Provided information >>
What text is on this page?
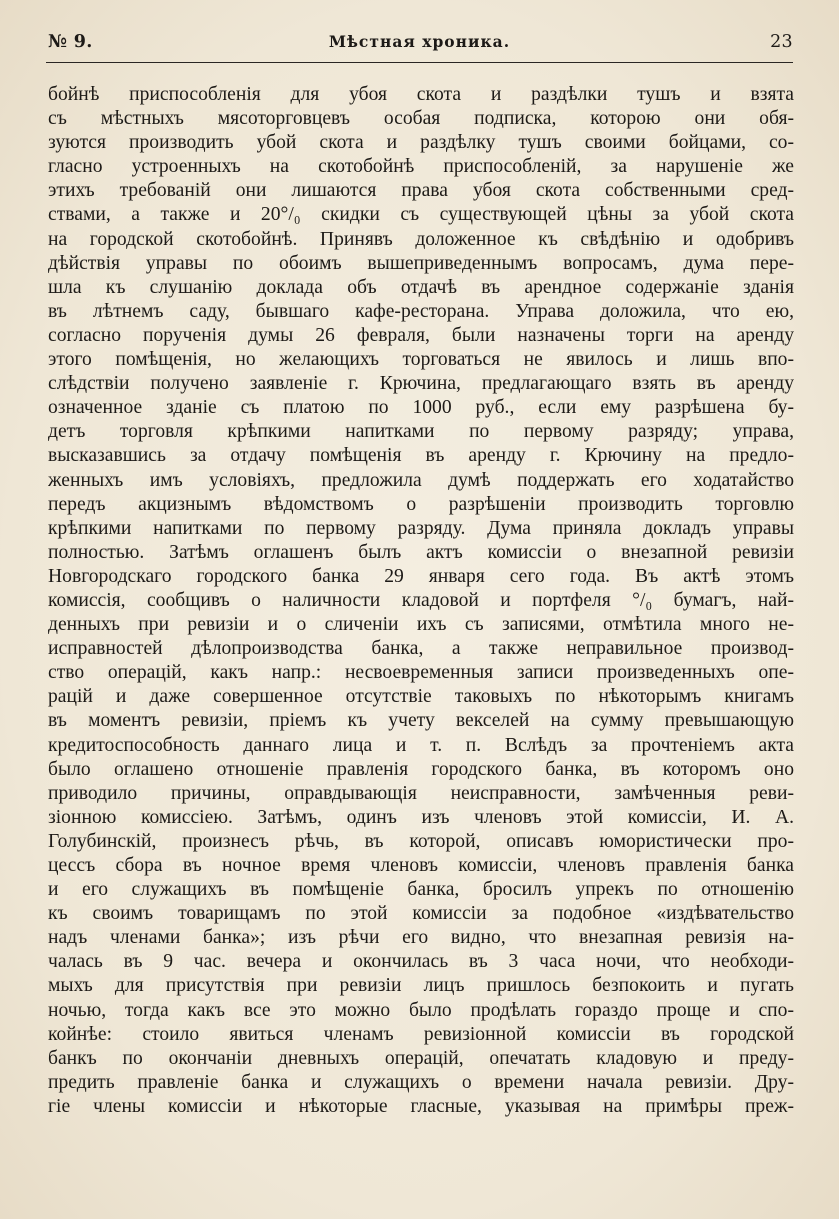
№ 9.	Мѣстная хроника.	23
бойнѣ приспособленія для убоя скота и раздѣлки тушъ и взята
съ мѣстныхъ мясоторговцевъ особая подписка, которою они обя-
зуются производить убой скота и раздѣлку тушъ своими бойцами, со-
гласно устроенныхъ на скотобойнѣ приспособленій, за нарушеніе же
этихъ требованій они лишаются права убоя скота собственными сред-
ствами, а также и 20°/₀ скидки съ существующей цѣны за убой скота
на городской скотобойнѣ. Принявъ доложенное къ свѣдѣнію и одобривъ
дѣйствія управы по обоимъ вышеприведеннымъ вопросамъ, дума пере-
шла къ слушанію доклада объ отдачѣ въ арендное содержаніе зданія
въ лѣтнемъ саду, бывшаго кафе-ресторана. Управа доложила, что ею,
согласно порученія думы 26 февраля, были назначены торги на аренду
этого помѣщенія, но желающихъ торговаться не явилось и лишь впо-
слѣдствіи получено заявленіе г. Крючина, предлагающаго взять въ аренду
означенное зданіе съ платою по 1000 руб., если ему разрѣшена бу-
детъ торговля крѣпкими напитками по первому разряду; управа,
высказавшись за отдачу помѣщенія въ аренду г. Крючину на предло-
женныхъ имъ условіяхъ, предложила думѣ поддержать его ходатайство
передъ акцизнымъ вѣдомствомъ о разрѣшеніи производить торговлю
крѣпкими напитками по первому разряду. Дума приняла докладъ управы
полностью. Затѣмъ оглашенъ былъ актъ комиссіи о внезапной ревизіи
Новгородскаго городского банка 29 января сего года. Въ актѣ этомъ
комиссія, сообщивъ о наличности кладовой и портфеля °/₀ бумагъ, най-
денныхъ при ревизіи и о сличеніи ихъ съ записями, отмѣтила много не-
исправностей дѣлопроизводства банка, а также неправильное производ-
ство операцій, какъ напр.: несвоевременныя записи произведенныхъ опе-
рацій и даже совершенное отсутствіе таковыхъ по нѣкоторымъ книгамъ
въ моментъ ревизіи, пріемъ къ учету векселей на сумму превышающую
кредитоспособность даннаго лица и т. п. Вслѣдъ за прочтеніемъ акта
было оглашено отношеніе правленія городского банка, въ которомъ оно
приводило причины, оправдывающія неисправности, замѣченныя реви-
зіонною комиссіею. Затѣмъ, одинъ изъ членовъ этой комиссіи, И. А.
Голубинскій, произнесъ рѣчь, въ которой, описавъ юмористически про-
цессъ сбора въ ночное время членовъ комиссіи, членовъ правленія банка
и его служащихъ въ помѣщеніе банка, бросилъ упрекъ по отношенію
къ своимъ товарищамъ по этой комиссіи за подобное «издѣвательство
надъ членами банка»; изъ рѣчи его видно, что внезапная ревизія на-
чалась въ 9 час. вечера и окончилась въ 3 часа ночи, что необходи-
мыхъ для присутствія при ревизіи лицъ пришлось безпокоить и пугать
ночью, тогда какъ все это можно было продѣлать гораздо проще и спо-
койнѣе: стоило явиться членамъ ревизіонной комиссіи въ городской
банкъ по окончаніи дневныхъ операцій, опечатать кладовую и преду-
предить правленіе банка и служащихъ о времени начала ревизіи. Дру-
гіе члены комиссіи и нѣкоторые гласные, указывая на примѣры преж-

To do >> Out of the material above, select every line that holds the string "управы".

Response to the exercise >>
дѣйствія управы по обоимъ вышеприведеннымъ вопросамъ, дума пере-
крѣпкими напитками по первому разряду. Дума приняла докладъ управы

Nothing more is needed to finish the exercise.